* start Provided information *

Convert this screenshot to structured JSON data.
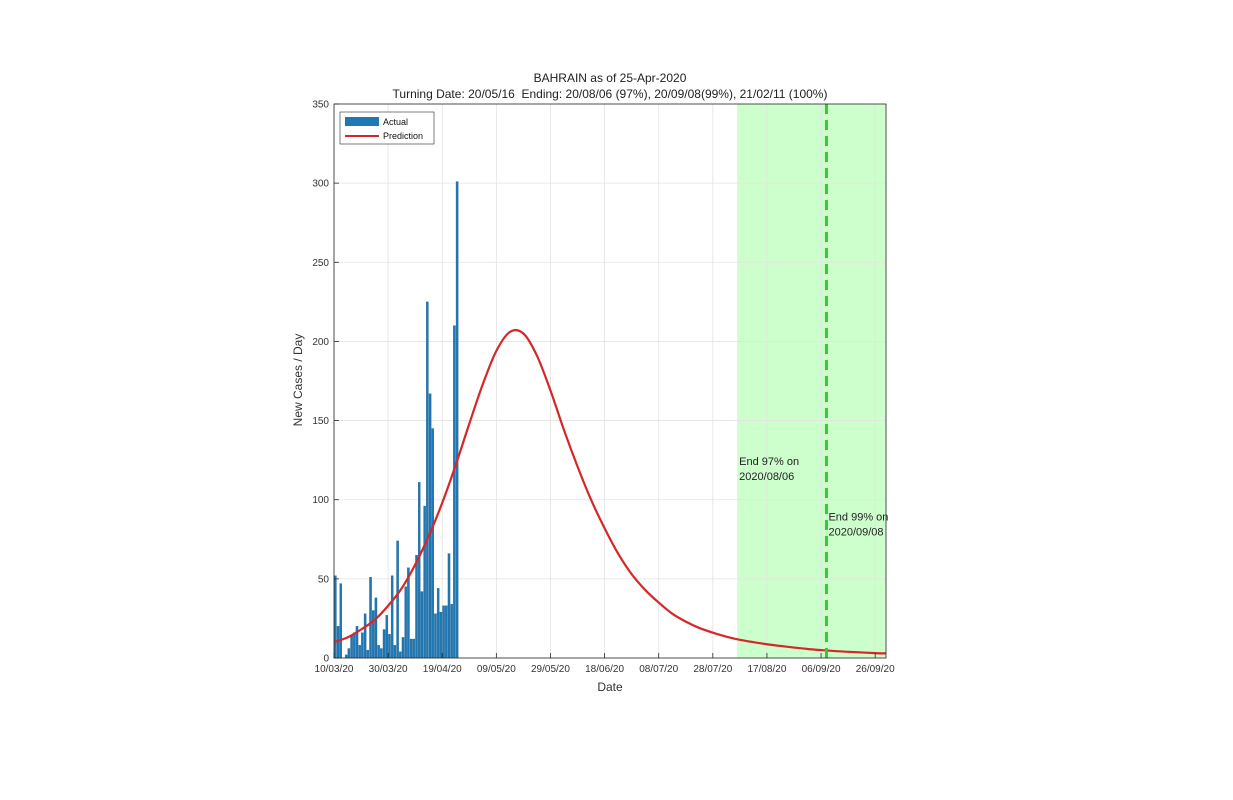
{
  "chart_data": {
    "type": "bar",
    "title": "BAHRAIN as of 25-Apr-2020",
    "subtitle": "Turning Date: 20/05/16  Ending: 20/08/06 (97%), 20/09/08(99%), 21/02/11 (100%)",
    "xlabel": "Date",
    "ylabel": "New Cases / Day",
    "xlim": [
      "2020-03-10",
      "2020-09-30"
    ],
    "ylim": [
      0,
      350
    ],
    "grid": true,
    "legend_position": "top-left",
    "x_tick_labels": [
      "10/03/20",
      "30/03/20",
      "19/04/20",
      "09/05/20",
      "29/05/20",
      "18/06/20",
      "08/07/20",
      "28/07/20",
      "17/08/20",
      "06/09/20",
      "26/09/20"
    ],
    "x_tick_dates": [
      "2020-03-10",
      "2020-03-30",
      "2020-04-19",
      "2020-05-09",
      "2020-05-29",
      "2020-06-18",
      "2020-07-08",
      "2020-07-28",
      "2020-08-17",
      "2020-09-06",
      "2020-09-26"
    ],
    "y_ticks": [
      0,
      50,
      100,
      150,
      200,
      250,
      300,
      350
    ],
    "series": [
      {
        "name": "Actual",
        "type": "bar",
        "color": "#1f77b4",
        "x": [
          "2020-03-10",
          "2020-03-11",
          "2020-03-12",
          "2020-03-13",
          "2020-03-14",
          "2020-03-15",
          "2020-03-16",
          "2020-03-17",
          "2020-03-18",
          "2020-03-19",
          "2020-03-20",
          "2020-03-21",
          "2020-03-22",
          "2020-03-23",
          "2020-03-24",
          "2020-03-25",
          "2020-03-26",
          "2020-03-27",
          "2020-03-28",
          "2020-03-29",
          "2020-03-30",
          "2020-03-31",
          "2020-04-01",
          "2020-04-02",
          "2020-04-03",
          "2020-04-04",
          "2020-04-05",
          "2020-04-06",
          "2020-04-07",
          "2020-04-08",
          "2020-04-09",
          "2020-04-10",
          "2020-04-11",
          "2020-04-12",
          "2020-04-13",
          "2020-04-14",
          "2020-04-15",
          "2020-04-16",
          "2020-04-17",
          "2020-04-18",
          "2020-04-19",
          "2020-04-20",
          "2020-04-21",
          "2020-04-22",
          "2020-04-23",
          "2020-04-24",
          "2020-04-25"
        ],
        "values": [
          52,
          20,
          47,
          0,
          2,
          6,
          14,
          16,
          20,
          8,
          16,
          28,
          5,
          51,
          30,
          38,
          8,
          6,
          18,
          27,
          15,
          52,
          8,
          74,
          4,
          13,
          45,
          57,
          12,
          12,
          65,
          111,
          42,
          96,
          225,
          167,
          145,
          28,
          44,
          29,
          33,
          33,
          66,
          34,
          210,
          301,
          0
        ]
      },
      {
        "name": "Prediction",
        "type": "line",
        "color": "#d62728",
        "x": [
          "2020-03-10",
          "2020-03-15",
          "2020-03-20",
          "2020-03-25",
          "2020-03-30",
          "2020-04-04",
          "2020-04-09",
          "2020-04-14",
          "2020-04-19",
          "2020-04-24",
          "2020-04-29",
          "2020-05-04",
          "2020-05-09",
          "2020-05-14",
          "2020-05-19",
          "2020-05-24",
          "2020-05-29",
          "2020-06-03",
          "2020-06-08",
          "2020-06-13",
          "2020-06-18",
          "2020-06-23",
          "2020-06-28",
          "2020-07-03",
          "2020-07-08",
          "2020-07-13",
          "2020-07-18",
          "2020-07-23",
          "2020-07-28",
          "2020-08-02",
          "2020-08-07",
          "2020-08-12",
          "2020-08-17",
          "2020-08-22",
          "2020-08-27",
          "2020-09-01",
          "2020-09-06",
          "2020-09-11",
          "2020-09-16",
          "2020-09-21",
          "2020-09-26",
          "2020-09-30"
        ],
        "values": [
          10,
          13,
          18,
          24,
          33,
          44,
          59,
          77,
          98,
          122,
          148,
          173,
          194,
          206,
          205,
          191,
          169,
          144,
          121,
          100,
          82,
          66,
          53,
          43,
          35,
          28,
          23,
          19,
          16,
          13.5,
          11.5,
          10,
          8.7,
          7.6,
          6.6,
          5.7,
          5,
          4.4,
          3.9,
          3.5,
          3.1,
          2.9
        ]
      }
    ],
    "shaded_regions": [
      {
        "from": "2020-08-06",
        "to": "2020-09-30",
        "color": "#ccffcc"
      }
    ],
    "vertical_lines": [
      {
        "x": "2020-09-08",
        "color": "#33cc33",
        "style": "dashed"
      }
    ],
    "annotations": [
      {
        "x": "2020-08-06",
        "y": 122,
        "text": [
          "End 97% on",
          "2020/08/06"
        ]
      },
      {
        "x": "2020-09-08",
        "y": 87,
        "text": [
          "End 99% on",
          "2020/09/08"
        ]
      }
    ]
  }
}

* end Provided information *
* start Provided information *

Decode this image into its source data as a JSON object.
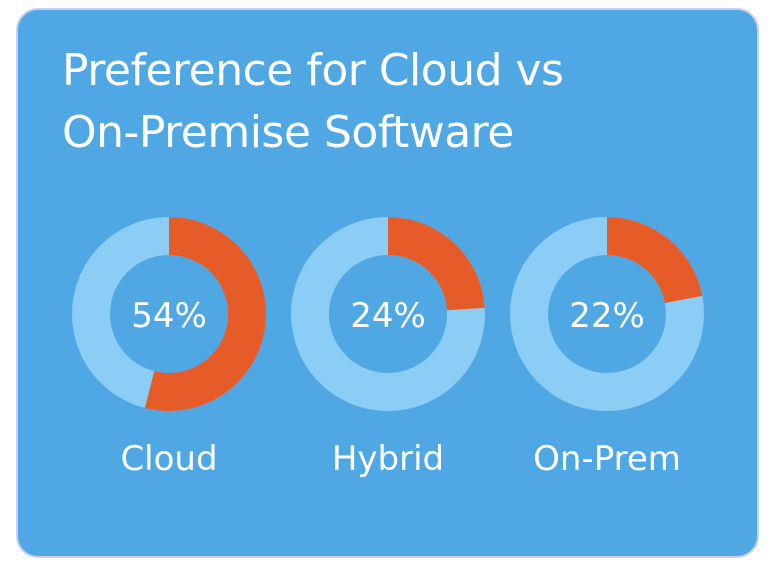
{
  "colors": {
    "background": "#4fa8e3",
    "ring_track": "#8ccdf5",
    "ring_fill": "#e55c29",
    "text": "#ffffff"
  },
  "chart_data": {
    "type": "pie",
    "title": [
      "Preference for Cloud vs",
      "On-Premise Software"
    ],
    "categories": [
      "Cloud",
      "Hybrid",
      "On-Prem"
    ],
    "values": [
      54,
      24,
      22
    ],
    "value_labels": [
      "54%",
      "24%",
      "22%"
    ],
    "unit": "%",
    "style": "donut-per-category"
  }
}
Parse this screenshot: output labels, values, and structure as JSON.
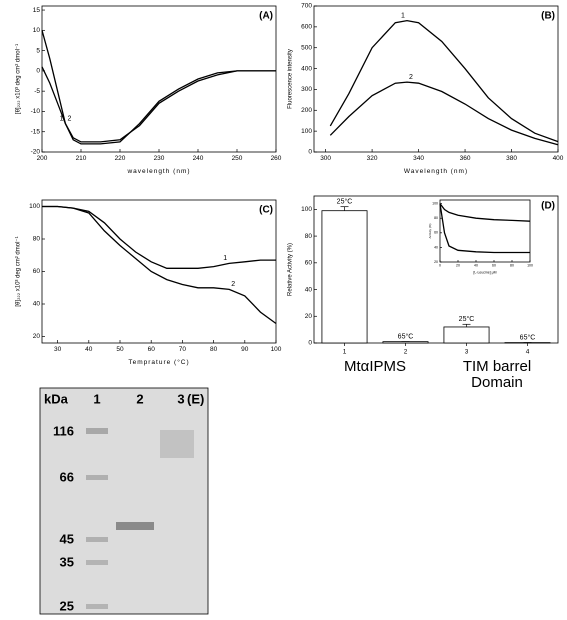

* end Provided information *
* start Provided information *

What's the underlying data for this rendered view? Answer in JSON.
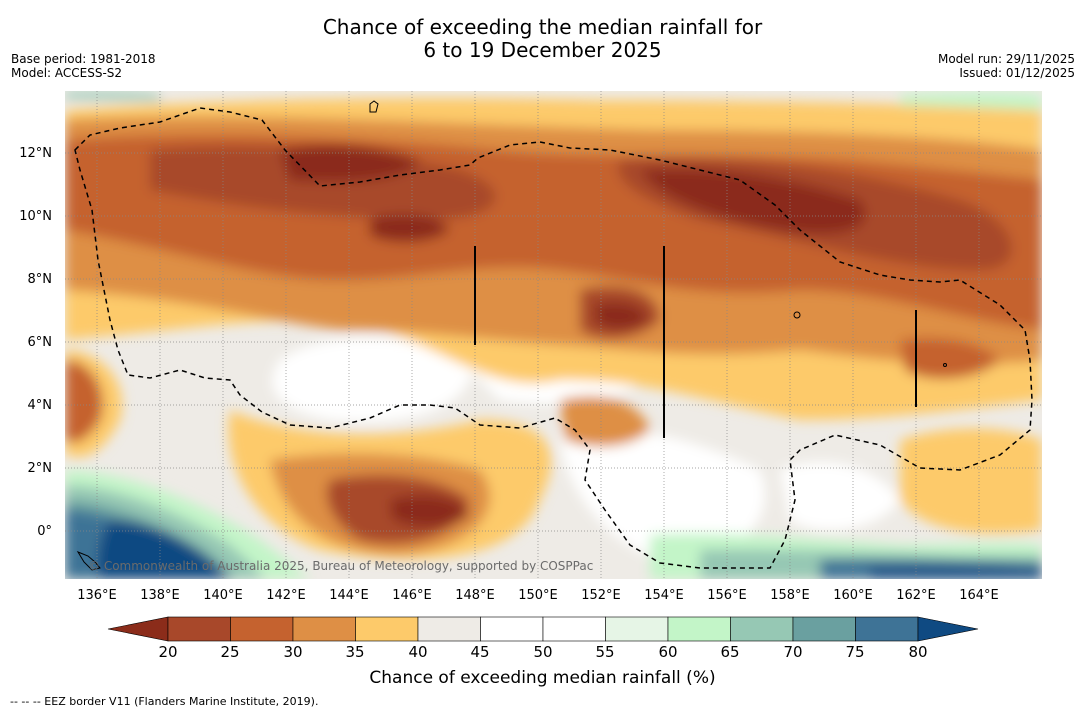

* end Provided information *

• _Short task_
Write out the lines beginning with the one that contains "Decode this image" and ending with the one that contains "Parse this screenshot: output", exactly as given. Leave pictures out.

• _Result_
Decode this image into its source data as a JSON object.
{
  "colors": {
    "background": "#4fa8e3",
    "ring_track": "#8ccdf5",
    "ring_fill": "#e55c29",
    "text": "#ffffff"
  },
  "chart_data": {
    "type": "pie",
    "title": [
      "Preference for Cloud vs",
      "On-Premise Software"
    ],
    "categories": [
      "Cloud",
      "Hybrid",
      "On-Prem"
    ],
    "values": [
      54,
      24,
      22
    ],
    "value_labels": [
      "54%",
      "24%",
      "22%"
    ],
    "unit": "%",
    "style": "donut-per-category"
  }
}
Parse this screenshot: output labels, values, and structure as JSON.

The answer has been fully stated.